--- Exercise ---
Your task is to copy every record exactly.

--- Given information ---
-=-=-=-=-

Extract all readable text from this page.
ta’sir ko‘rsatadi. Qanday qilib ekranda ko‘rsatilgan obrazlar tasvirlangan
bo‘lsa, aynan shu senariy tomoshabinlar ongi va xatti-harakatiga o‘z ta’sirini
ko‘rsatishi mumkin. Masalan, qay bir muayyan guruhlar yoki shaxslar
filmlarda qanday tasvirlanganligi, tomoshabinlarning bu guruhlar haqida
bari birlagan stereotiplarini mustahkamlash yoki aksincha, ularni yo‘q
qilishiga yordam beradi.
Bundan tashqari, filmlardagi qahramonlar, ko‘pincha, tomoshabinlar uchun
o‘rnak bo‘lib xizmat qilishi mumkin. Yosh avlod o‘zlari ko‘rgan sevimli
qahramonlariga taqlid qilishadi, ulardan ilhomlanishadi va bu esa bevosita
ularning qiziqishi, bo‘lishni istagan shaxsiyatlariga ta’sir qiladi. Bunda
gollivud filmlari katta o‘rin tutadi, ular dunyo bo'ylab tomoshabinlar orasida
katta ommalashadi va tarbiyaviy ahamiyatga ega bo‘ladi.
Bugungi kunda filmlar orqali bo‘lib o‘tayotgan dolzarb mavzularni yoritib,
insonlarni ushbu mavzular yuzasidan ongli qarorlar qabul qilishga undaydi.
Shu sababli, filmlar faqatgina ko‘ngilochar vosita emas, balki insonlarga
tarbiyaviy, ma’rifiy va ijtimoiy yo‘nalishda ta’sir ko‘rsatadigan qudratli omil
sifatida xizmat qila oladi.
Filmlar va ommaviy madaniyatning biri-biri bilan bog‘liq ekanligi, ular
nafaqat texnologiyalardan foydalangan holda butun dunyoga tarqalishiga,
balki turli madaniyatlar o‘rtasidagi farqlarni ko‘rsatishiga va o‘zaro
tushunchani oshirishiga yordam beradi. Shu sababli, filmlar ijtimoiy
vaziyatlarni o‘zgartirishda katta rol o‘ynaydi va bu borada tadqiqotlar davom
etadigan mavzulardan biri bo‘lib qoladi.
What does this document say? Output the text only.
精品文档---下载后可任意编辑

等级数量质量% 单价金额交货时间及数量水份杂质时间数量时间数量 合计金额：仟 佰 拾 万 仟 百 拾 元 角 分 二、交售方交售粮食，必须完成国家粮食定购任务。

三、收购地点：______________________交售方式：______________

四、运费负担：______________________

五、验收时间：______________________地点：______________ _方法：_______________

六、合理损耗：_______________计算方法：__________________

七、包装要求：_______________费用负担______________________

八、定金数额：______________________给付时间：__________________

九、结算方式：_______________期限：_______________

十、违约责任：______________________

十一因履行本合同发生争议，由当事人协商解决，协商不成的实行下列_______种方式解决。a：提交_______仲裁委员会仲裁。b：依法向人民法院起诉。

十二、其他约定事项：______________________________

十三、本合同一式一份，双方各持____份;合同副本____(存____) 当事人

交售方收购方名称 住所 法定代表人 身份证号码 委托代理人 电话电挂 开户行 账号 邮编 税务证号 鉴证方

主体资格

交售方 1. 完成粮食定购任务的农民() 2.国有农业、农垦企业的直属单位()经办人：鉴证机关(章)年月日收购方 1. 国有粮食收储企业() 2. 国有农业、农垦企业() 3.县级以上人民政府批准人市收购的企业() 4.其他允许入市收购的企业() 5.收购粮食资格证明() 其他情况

-=-=-=-=-

--- Answer below ---
Extract all readable text from this page.
ta’sir ko‘rsatadi. Qanday qilib ekranda ko‘rsatilgan obrazlar tasvirlangan
bo‘lsa, aynan shu senariy tomoshabinlar ongi va xatti-harakatiga o‘z ta’sirini
ko‘rsatishi mumkin. Masalan, qay bir muayyan guruhlar yoki shaxslar
filmlarda qanday tasvirlanganligi, tomoshabinlarning bu guruhlar haqida
bari birlagan stereotiplarini mustahkamlash yoki aksincha, ularni yo‘q
qilishiga yordam beradi.
Bundan tashqari, filmlardagi qahramonlar, ko‘pincha, tomoshabinlar uchun
o‘rnak bo‘lib xizmat qilishi mumkin. Yosh avlod o‘zlari ko‘rgan sevimli
qahramonlariga taqlid qilishadi, ulardan ilhomlanishadi va bu esa bevosita
ularning qiziqishi, bo‘lishni istagan shaxsiyatlariga ta’sir qiladi. Bunda
gollivud filmlari katta o‘rin tutadi, ular dunyo bo'ylab tomoshabinlar orasida
katta ommalashadi va tarbiyaviy ahamiyatga ega bo‘ladi.
Bugungi kunda filmlar orqali bo‘lib o‘tayotgan dolzarb mavzularni yoritib,
insonlarni ushbu mavzular yuzasidan ongli qarorlar qabul qilishga undaydi.
Shu sababli, filmlar faqatgina ko‘ngilochar vosita emas, balki insonlarga
tarbiyaviy, ma’rifiy va ijtimoiy yo‘nalishda ta’sir ko‘rsatadigan qudratli omil
sifatida xizmat qila oladi.
Filmlar va ommaviy madaniyatning biri-biri bilan bog‘liq ekanligi, ular
nafaqat texnologiyalardan foydalangan holda butun dunyoga tarqalishiga,
balki turli madaniyatlar o‘rtasidagi farqlarni ko‘rsatishiga va o‘zaro
tushunchani oshirishiga yordam beradi. Shu sababli, filmlar ijtimoiy
vaziyatlarni o‘zgartirishda katta rol o‘ynaydi va bu borada tadqiqotlar davom
etadigan mavzulardan biri bo‘lib qoladi.
What does this document say? Output the text only.
精品文档---下载后可任意编辑

等级数量质量% 单价金额交货时间及数量水份杂质时间数量时间数量 合计金额：仟 佰 拾 万 仟 百 拾 元 角 分 二、交售方交售粮食，必须完成国家粮食定购任务。

三、收购地点：______________________交售方式：______________

四、运费负担：______________________

五、验收时间：______________________地点：______________ _方法：_______________

六、合理损耗：_______________计算方法：__________________

七、包装要求：_______________费用负担______________________

八、定金数额：______________________给付时间：__________________

九、结算方式：_______________期限：_______________

十、违约责任：______________________

十一因履行本合同发生争议，由当事人协商解决，协商不成的实行下列_______种方式解决。a：提交_______仲裁委员会仲裁。b：依法向人民法院起诉。

十二、其他约定事项：______________________________

十三、本合同一式一份，双方各持____份;合同副本____(存____) 当事人

交售方收购方名称 住所 法定代表人 身份证号码 委托代理人 电话电挂 开户行 账号 邮编 税务证号 鉴证方

主体资格

交售方 1. 完成粮食定购任务的农民() 2.国有农业、农垦企业的直属单位()经办人：鉴证机关(章)年月日收购方 1. 国有粮食收储企业() 2. 国有农业、农垦企业() 3.县级以上人民政府批准人市收购的企业() 4.其他允许入市收购的企业() 5.收购粮食资格证明() 其他情况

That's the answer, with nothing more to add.